▸ TASK DESCRIPTION
Copy the data word for word, keeping every line.

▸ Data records

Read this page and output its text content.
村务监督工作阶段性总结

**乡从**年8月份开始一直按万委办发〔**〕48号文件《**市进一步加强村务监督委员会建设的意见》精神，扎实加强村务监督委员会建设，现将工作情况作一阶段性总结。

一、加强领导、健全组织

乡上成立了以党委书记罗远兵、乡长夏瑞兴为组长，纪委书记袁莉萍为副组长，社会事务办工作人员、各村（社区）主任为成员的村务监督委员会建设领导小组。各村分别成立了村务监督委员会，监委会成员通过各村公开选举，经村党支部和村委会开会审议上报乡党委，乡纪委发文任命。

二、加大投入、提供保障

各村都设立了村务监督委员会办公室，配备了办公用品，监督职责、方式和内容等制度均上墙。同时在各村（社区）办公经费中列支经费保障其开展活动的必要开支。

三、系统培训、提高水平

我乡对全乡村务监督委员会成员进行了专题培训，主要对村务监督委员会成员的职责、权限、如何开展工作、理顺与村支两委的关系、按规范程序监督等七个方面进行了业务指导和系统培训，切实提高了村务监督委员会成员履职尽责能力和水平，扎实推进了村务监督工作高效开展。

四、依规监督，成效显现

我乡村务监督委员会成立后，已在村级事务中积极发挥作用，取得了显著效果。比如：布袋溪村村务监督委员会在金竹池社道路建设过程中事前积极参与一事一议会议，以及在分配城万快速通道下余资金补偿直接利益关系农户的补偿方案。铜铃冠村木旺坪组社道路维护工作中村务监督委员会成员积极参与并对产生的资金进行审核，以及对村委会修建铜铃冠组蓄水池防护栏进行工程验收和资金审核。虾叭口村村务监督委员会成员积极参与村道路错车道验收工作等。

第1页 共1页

▸ ANSWER
Read this page and output its text content.
村务监督工作阶段性总结

**乡从**年8月份开始一直按万委办发〔**〕48号文件《**市进一步加强村务监督委员会建设的意见》精神，扎实加强村务监督委员会建设，现将工作情况作一阶段性总结。

一、加强领导、健全组织

乡上成立了以党委书记罗远兵、乡长夏瑞兴为组长，纪委书记袁莉萍为副组长，社会事务办工作人员、各村（社区）主任为成员的村务监督委员会建设领导小组。各村分别成立了村务监督委员会，监委会成员通过各村公开选举，经村党支部和村委会开会审议上报乡党委，乡纪委发文任命。

二、加大投入、提供保障

各村都设立了村务监督委员会办公室，配备了办公用品，监督职责、方式和内容等制度均上墙。同时在各村（社区）办公经费中列支经费保障其开展活动的必要开支。

三、系统培训、提高水平

我乡对全乡村务监督委员会成员进行了专题培训，主要对村务监督委员会成员的职责、权限、如何开展工作、理顺与村支两委的关系、按规范程序监督等七个方面进行了业务指导和系统培训，切实提高了村务监督委员会成员履职尽责能力和水平，扎实推进了村务监督工作高效开展。

四、依规监督，成效显现

我乡村务监督委员会成立后，已在村级事务中积极发挥作用，取得了显著效果。比如：布袋溪村村务监督委员会在金竹池社道路建设过程中事前积极参与一事一议会议，以及在分配城万快速通道下余资金补偿直接利益关系农户的补偿方案。铜铃冠村木旺坪组社道路维护工作中村务监督委员会成员积极参与并对产生的资金进行审核，以及对村委会修建铜铃冠组蓄水池防护栏进行工程验收和资金审核。虾叭口村村务监督委员会成员积极参与村道路错车道验收工作等。

第1页 共1页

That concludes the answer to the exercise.